Exercise aim
Gather each line of the records where "photos" appears.

(Figure record listings)
[Begin]

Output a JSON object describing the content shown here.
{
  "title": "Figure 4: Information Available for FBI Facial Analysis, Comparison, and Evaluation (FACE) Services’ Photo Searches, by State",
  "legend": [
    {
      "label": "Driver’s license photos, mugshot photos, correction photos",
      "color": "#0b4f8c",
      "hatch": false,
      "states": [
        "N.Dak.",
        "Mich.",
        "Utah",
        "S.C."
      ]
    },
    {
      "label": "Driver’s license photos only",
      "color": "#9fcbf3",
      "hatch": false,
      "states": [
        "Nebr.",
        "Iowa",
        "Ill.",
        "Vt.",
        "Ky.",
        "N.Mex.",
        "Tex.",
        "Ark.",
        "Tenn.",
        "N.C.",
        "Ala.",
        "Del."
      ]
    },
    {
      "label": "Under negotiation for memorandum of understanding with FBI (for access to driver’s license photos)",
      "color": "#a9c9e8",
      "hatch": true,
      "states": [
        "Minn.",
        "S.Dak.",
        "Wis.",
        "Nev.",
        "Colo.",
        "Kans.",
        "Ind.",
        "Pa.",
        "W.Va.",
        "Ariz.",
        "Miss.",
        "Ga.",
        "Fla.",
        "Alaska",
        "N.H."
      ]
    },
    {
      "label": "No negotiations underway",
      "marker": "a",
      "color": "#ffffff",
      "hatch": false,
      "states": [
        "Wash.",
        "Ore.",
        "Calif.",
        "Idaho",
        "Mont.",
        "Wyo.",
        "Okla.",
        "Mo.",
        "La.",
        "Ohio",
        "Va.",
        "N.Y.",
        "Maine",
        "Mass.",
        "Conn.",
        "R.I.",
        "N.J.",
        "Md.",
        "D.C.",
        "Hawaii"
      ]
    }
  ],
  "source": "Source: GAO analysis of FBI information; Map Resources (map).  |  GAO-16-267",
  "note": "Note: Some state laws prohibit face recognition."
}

[End]

The answer
      "label": "Driver’s license photos, mugshot photos, correction photos",
      "label": "Driver’s license photos only",
      "label": "Under negotiation for memorandum of understanding with FBI (for access to driver’s license photos)",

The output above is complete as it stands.